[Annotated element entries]
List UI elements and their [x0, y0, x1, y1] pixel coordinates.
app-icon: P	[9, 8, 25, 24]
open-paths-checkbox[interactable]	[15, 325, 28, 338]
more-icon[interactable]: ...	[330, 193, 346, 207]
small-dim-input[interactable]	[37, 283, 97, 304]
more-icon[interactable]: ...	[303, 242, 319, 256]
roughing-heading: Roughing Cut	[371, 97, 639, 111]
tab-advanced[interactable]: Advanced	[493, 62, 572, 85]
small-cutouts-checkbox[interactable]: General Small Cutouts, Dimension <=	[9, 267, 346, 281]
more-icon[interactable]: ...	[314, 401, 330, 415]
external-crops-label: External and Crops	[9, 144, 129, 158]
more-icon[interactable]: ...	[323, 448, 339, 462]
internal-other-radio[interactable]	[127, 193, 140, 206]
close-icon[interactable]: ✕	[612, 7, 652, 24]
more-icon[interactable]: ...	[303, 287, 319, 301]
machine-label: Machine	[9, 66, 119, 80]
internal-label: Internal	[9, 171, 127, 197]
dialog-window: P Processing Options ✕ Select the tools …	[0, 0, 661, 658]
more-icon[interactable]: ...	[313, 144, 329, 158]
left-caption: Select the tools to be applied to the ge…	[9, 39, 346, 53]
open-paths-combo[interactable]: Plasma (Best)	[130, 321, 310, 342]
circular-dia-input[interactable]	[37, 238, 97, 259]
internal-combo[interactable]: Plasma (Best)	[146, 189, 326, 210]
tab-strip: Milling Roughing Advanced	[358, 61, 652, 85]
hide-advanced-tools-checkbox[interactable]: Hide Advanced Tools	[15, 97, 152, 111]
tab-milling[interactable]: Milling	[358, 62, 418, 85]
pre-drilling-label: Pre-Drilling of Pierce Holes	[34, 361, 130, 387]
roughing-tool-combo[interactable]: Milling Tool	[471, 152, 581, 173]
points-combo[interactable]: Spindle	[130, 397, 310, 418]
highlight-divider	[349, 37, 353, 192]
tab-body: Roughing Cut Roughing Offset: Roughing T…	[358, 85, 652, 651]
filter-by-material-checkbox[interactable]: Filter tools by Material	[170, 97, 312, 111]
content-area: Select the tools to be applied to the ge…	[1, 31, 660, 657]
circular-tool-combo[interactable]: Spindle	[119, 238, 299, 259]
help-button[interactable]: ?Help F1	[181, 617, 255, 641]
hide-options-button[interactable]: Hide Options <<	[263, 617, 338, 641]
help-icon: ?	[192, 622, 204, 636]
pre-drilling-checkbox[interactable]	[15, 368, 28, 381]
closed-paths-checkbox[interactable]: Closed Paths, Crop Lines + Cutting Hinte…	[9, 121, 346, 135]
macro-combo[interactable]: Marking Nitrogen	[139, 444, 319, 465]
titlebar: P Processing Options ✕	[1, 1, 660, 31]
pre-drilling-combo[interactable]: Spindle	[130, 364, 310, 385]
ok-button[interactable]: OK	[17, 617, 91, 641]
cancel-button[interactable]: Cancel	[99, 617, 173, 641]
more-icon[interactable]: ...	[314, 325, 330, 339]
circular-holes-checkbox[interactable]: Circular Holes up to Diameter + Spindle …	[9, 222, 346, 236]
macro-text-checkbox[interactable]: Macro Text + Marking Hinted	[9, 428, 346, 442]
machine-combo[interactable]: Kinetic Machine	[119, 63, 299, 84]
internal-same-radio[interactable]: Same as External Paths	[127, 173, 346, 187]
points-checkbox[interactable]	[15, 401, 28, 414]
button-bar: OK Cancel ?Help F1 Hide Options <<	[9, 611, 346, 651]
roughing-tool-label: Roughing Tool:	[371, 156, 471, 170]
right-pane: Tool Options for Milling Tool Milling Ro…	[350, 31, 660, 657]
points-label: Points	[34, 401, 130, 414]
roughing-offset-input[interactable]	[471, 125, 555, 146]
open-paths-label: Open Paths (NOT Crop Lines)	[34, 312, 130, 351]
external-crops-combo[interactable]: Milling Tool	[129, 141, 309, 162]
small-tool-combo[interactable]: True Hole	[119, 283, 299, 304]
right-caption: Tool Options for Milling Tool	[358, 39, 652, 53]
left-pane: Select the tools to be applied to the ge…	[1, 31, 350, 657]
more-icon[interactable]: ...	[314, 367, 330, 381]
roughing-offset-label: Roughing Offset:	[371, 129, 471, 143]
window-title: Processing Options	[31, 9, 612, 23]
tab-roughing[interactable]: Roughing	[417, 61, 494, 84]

_YOUR TASK_: Gather every line of the material that contains the string "Advanced", copying each line in full. Case counts.

_COMPLETE ANSWER_:
tab-advanced[interactable]: Advanced	[493, 62, 572, 85]
tab-strip: Milling Roughing Advanced	[358, 61, 652, 85]
hide-advanced-tools-checkbox[interactable]: Hide Advanced Tools	[15, 97, 152, 111]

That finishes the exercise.